Data records:
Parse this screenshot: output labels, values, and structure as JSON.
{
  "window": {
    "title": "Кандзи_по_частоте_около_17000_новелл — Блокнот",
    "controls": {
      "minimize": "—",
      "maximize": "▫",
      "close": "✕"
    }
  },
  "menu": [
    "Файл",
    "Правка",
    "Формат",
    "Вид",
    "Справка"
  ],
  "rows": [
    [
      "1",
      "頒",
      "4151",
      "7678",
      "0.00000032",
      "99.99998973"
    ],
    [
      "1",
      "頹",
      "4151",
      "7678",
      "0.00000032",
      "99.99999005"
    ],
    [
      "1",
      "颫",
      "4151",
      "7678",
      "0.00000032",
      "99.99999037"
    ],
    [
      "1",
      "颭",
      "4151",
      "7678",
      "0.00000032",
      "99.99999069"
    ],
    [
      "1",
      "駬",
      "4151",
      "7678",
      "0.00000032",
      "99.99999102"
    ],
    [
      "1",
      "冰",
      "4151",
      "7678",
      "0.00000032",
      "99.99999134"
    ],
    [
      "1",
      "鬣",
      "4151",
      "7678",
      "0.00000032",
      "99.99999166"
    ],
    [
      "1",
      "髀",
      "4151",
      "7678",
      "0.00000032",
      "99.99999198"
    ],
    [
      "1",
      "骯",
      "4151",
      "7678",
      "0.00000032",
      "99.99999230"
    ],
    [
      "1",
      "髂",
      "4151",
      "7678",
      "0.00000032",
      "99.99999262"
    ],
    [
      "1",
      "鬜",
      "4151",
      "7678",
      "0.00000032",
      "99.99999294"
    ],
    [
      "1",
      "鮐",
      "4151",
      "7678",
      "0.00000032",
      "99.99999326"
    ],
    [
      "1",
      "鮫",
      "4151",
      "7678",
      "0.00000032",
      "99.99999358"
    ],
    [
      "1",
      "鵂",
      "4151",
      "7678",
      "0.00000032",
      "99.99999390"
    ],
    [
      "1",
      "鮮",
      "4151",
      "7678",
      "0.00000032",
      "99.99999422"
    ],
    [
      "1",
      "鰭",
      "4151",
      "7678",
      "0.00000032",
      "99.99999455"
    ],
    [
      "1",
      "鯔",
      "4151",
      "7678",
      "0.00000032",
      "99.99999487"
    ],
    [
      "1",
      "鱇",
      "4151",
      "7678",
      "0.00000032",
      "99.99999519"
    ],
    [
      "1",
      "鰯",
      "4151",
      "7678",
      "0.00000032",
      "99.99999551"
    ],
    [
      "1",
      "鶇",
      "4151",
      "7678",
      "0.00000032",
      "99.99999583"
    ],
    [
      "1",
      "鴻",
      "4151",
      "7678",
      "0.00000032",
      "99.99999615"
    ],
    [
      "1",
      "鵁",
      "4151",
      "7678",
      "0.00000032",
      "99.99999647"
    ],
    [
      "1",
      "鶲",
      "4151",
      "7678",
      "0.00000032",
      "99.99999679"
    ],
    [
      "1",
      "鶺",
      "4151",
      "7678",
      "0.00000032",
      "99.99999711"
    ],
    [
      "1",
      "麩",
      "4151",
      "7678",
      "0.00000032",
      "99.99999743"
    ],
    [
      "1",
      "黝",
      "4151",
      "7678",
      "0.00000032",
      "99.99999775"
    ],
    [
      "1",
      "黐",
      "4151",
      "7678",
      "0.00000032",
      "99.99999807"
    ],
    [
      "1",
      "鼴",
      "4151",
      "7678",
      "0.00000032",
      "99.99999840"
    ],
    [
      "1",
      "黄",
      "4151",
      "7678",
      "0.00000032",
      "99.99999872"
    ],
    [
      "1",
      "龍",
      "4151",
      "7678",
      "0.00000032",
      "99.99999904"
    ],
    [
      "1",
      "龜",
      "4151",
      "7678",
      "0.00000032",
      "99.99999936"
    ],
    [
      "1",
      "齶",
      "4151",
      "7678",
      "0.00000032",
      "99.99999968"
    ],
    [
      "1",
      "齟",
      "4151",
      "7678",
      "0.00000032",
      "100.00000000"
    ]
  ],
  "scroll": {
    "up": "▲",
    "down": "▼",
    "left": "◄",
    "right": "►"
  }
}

YOUR GOAL: Reproduce all of the data exactly as given.

WORKED SOLUTION:
Parse this screenshot: output labels, values, and structure as JSON.
{
  "window": {
    "title": "Кандзи_по_частоте_около_17000_новелл — Блокнот",
    "controls": {
      "minimize": "—",
      "maximize": "▫",
      "close": "✕"
    }
  },
  "menu": [
    "Файл",
    "Правка",
    "Формат",
    "Вид",
    "Справка"
  ],
  "rows": [
    [
      "1",
      "頒",
      "4151",
      "7678",
      "0.00000032",
      "99.99998973"
    ],
    [
      "1",
      "頹",
      "4151",
      "7678",
      "0.00000032",
      "99.99999005"
    ],
    [
      "1",
      "颫",
      "4151",
      "7678",
      "0.00000032",
      "99.99999037"
    ],
    [
      "1",
      "颭",
      "4151",
      "7678",
      "0.00000032",
      "99.99999069"
    ],
    [
      "1",
      "駬",
      "4151",
      "7678",
      "0.00000032",
      "99.99999102"
    ],
    [
      "1",
      "冰",
      "4151",
      "7678",
      "0.00000032",
      "99.99999134"
    ],
    [
      "1",
      "鬣",
      "4151",
      "7678",
      "0.00000032",
      "99.99999166"
    ],
    [
      "1",
      "髀",
      "4151",
      "7678",
      "0.00000032",
      "99.99999198"
    ],
    [
      "1",
      "骯",
      "4151",
      "7678",
      "0.00000032",
      "99.99999230"
    ],
    [
      "1",
      "髂",
      "4151",
      "7678",
      "0.00000032",
      "99.99999262"
    ],
    [
      "1",
      "鬜",
      "4151",
      "7678",
      "0.00000032",
      "99.99999294"
    ],
    [
      "1",
      "鮐",
      "4151",
      "7678",
      "0.00000032",
      "99.99999326"
    ],
    [
      "1",
      "鮫",
      "4151",
      "7678",
      "0.00000032",
      "99.99999358"
    ],
    [
      "1",
      "鵂",
      "4151",
      "7678",
      "0.00000032",
      "99.99999390"
    ],
    [
      "1",
      "鮮",
      "4151",
      "7678",
      "0.00000032",
      "99.99999422"
    ],
    [
      "1",
      "鰭",
      "4151",
      "7678",
      "0.00000032",
      "99.99999455"
    ],
    [
      "1",
      "鯔",
      "4151",
      "7678",
      "0.00000032",
      "99.99999487"
    ],
    [
      "1",
      "鱇",
      "4151",
      "7678",
      "0.00000032",
      "99.99999519"
    ],
    [
      "1",
      "鰯",
      "4151",
      "7678",
      "0.00000032",
      "99.99999551"
    ],
    [
      "1",
      "鶇",
      "4151",
      "7678",
      "0.00000032",
      "99.99999583"
    ],
    [
      "1",
      "鴻",
      "4151",
      "7678",
      "0.00000032",
      "99.99999615"
    ],
    [
      "1",
      "鵁",
      "4151",
      "7678",
      "0.00000032",
      "99.99999647"
    ],
    [
      "1",
      "鶲",
      "4151",
      "7678",
      "0.00000032",
      "99.99999679"
    ],
    [
      "1",
      "鶺",
      "4151",
      "7678",
      "0.00000032",
      "99.99999711"
    ],
    [
      "1",
      "麩",
      "4151",
      "7678",
      "0.00000032",
      "99.99999743"
    ],
    [
      "1",
      "黝",
      "4151",
      "7678",
      "0.00000032",
      "99.99999775"
    ],
    [
      "1",
      "黐",
      "4151",
      "7678",
      "0.00000032",
      "99.99999807"
    ],
    [
      "1",
      "鼴",
      "4151",
      "7678",
      "0.00000032",
      "99.99999840"
    ],
    [
      "1",
      "黄",
      "4151",
      "7678",
      "0.00000032",
      "99.99999872"
    ],
    [
      "1",
      "龍",
      "4151",
      "7678",
      "0.00000032",
      "99.99999904"
    ],
    [
      "1",
      "龜",
      "4151",
      "7678",
      "0.00000032",
      "99.99999936"
    ],
    [
      "1",
      "齶",
      "4151",
      "7678",
      "0.00000032",
      "99.99999968"
    ],
    [
      "1",
      "齟",
      "4151",
      "7678",
      "0.00000032",
      "100.00000000"
    ]
  ],
  "scroll": {
    "up": "▲",
    "down": "▼",
    "left": "◄",
    "right": "►"
  }
}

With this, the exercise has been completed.